**Set problem 1:** In the function documentation, what makes degross_lpostBasic computationally cheaper than degross_lpost?
**Set problem 2:** Reproduce verbatim the part of the function documentation that begins with the words "#' @param use.moments" and ends with "computed (default: FALSE).".

Nothing
#' Log-posterior for given spline parameters, big bin (and optional: small bin) frequencies, tabulated sample moments and roughness penalty parameter.
#' Compared to \link{degross_lpost}, no Fisher information matrix is computed and the gradient evaluation is optional, with a resulting computational gain.
#' @usage degross_lpostBasic(phi, tau, n.i, degross.data,
#' use.moments = rep(TRUE,4), freq.min = 20, diag.only=FALSE,
#' gradient=FALSE,
#' penalize = TRUE, aa = 2, bb = 1e-6, pen.order = 3)
#' @param phi Vector of K B-spline parameters \eqn{\phi} to specify the log-density.
#' @param tau Roughness penalty parameter.
#' @param n.i Small bin frequencies.
#' @param degross.data A \link{degrossData.object} created using the \link{degrossData} function.
#' @param use.moments Vector with 4 logicals indicating which tabulated sample moments to use as soft constraints. Defaults: \code{rep(TRUE,4)}.
#' @param freq.min Minimal big bin frequency required to use the corresponding observed moments as soft constraints. Default: \code{20}.
#' @param diag.only Logical indicating whether to ignore the off-diagonal elements of the variance-covariance matrix of the sample central moments. Default: FALSE.
#' @param gradient Logical indicating if the gradient (Score) of the \eqn{\log p(\phi|\tau,data)} should be computed (default: FALSE).
#' @param penalize Logical indicating whether a roughness penalty of order \code{pen.order} is required (with \eqn{tau \sim G(aa,bb)}). Default: \code{TRUE}.
#' @param aa Real giving the first parameter in the Gamma prior for \code{tau}. Default: \code{2}.
#' @param bb Real giving the second parameter in the Gamma prior for \code{tau}. Default: \code{1e-6}.
#' @param pen.order Integer giving the order of the roughness penalty. Default: \code{3}.

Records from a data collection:
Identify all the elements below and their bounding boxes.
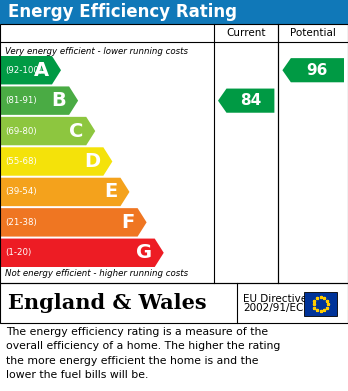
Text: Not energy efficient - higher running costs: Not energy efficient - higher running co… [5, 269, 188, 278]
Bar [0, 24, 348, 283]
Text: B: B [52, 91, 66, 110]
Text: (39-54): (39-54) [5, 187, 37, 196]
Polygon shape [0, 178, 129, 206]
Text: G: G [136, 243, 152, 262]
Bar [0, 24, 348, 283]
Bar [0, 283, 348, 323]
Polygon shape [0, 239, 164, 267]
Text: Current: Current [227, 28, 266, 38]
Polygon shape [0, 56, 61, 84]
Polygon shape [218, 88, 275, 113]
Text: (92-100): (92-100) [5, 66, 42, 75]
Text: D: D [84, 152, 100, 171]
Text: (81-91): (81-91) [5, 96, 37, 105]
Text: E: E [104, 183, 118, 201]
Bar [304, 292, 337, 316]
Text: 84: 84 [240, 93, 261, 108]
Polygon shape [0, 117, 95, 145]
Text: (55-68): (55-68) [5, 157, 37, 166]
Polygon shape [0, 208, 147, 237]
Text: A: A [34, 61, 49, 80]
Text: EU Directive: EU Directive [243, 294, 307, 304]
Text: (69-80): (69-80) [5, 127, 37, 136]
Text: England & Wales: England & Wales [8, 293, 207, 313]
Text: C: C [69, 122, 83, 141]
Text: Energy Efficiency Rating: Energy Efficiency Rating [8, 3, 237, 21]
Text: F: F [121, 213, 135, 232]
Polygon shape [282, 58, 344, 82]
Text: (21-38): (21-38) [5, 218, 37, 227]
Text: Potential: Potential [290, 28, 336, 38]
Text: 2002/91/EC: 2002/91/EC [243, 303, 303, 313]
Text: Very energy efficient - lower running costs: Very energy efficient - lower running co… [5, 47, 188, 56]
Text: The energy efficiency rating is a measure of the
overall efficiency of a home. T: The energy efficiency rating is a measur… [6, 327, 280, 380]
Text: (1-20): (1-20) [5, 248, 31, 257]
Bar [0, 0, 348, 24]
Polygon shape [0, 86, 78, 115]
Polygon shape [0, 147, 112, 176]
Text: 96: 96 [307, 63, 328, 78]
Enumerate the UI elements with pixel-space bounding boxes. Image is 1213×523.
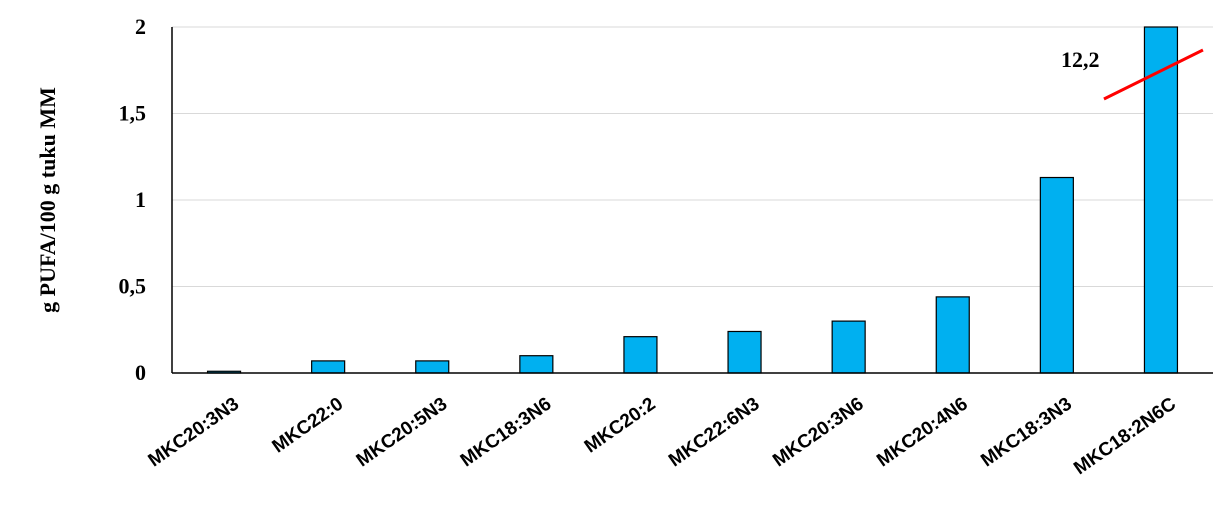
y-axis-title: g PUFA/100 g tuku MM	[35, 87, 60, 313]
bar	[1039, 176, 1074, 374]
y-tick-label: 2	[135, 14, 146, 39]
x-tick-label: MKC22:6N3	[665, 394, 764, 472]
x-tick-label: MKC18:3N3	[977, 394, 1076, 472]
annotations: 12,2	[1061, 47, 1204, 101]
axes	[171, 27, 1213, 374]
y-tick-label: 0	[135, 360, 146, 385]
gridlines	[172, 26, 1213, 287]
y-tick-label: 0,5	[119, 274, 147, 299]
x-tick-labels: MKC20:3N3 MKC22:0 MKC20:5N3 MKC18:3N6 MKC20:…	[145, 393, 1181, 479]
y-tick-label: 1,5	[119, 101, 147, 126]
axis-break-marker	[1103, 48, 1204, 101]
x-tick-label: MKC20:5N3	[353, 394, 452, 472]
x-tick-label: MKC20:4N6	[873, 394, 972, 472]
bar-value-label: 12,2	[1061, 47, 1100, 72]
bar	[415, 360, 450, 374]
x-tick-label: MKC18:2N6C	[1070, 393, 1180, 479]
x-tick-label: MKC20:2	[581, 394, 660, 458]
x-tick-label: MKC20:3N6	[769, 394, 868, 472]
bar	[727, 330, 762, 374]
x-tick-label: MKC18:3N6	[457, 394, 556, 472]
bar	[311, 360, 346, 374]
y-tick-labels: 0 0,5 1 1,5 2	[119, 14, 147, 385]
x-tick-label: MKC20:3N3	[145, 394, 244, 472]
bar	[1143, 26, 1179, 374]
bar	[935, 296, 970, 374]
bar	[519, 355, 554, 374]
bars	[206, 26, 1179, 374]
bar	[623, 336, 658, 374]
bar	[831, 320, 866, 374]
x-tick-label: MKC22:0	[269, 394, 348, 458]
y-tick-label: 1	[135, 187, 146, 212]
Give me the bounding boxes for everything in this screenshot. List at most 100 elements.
* * *
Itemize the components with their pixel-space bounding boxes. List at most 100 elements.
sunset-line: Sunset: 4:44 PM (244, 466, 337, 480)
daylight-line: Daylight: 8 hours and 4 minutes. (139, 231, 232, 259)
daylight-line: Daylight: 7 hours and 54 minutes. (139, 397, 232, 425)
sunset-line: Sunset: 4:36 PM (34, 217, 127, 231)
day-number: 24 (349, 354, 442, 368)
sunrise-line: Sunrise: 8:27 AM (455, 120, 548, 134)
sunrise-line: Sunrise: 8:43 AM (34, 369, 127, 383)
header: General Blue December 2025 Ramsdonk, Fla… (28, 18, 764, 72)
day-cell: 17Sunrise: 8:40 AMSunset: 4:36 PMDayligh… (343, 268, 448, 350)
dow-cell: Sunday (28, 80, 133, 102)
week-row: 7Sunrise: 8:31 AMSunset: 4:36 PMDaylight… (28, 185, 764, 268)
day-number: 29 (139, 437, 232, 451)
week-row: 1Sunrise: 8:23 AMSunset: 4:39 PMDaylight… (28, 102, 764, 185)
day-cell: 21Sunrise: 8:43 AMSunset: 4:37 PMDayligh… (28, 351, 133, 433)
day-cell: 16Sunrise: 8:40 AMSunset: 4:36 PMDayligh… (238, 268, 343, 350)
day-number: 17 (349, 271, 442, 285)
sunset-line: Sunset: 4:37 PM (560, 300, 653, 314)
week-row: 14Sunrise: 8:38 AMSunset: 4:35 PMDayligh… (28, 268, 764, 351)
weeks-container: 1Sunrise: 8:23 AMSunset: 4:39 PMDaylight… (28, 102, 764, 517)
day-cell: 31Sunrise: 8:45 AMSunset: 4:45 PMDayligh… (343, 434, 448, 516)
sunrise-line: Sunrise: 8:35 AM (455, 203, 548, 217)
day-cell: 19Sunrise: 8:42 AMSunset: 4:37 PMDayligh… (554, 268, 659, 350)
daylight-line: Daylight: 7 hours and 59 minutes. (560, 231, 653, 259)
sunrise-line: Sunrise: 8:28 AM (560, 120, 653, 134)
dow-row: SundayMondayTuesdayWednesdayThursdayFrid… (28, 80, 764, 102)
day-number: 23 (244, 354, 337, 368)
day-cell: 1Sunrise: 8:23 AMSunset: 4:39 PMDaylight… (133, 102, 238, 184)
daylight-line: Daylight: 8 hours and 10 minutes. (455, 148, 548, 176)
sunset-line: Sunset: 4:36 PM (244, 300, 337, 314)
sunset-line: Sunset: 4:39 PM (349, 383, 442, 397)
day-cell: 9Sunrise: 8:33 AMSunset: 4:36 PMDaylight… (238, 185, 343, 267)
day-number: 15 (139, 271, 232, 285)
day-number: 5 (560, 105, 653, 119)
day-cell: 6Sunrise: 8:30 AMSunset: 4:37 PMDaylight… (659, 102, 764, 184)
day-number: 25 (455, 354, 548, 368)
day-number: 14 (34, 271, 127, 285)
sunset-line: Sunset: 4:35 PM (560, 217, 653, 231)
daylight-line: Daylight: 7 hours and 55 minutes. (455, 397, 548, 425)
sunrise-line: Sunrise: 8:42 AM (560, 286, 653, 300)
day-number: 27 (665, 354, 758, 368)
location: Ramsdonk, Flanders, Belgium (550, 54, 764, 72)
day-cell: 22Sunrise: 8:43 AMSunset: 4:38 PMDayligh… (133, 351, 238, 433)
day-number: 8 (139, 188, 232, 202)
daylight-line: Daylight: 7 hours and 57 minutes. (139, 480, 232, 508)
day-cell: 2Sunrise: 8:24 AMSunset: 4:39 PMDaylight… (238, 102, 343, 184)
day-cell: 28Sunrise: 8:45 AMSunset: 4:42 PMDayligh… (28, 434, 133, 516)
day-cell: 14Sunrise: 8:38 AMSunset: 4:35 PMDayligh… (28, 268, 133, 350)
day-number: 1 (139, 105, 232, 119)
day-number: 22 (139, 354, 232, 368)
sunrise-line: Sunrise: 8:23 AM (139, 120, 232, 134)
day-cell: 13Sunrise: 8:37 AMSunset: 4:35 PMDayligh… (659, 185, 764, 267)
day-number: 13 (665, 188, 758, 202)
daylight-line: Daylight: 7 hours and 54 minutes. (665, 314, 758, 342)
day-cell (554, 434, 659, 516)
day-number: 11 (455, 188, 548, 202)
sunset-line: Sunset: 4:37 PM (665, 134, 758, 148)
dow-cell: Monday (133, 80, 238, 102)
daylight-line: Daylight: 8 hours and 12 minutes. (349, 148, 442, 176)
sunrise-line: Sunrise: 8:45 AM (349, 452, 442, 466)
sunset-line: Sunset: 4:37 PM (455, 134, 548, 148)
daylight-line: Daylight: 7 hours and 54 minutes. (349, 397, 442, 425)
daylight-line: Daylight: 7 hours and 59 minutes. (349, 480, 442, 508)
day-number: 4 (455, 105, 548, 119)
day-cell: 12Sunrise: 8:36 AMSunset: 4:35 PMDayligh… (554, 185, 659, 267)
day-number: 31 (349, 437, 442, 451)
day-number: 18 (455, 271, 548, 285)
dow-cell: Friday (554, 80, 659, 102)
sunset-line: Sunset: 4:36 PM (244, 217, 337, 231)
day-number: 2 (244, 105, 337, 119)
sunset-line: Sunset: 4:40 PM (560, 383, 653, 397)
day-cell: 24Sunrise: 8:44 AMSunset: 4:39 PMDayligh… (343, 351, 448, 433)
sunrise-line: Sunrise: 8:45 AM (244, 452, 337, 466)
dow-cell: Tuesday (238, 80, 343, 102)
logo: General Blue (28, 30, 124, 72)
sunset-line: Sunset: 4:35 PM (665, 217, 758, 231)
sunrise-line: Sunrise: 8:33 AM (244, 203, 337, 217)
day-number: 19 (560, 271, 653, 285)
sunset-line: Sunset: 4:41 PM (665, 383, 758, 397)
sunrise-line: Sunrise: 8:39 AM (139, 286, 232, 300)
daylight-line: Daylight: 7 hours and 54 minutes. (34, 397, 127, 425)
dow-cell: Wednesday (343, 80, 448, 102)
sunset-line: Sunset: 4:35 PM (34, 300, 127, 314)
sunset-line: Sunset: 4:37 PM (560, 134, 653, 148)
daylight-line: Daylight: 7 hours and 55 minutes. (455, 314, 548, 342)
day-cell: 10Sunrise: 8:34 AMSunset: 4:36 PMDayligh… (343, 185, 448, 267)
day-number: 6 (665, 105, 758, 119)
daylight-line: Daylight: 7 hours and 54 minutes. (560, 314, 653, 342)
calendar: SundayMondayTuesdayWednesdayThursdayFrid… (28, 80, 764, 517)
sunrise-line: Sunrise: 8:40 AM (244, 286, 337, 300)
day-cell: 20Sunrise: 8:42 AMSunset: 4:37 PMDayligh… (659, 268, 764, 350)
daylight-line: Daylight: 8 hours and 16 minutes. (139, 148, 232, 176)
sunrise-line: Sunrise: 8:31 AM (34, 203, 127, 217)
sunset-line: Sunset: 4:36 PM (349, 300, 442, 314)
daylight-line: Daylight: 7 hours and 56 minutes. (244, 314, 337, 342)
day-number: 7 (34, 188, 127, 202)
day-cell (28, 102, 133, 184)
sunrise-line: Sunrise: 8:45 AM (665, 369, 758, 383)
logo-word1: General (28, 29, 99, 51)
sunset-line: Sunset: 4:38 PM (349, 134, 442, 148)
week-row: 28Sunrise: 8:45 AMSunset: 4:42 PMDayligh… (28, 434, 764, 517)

**Exercise output 1:** Unlike degross_lpost, degross_lpostBasic computes no Fisher information matrix, and gradient evaluation is optional. This yields a computational gain.

**Exercise output 2:**
#' @param use.moments Vector with 4 logicals indicating which tabulated sample moments to use as soft constraints. Defaults: \code{rep(TRUE,4)}.
#' @param freq.min Minimal big bin frequency required to use the corresponding observed moments as soft constraints. Default: \code{20}.
#' @param diag.only Logical indicating whether to ignore the off-diagonal elements of the variance-covariance matrix of the sample central moments. Default: FALSE.
#' @param gradient Logical indicating if the gradient (Score) of the \eqn{\log p(\phi|\tau,data)} should be computed (default: FALSE).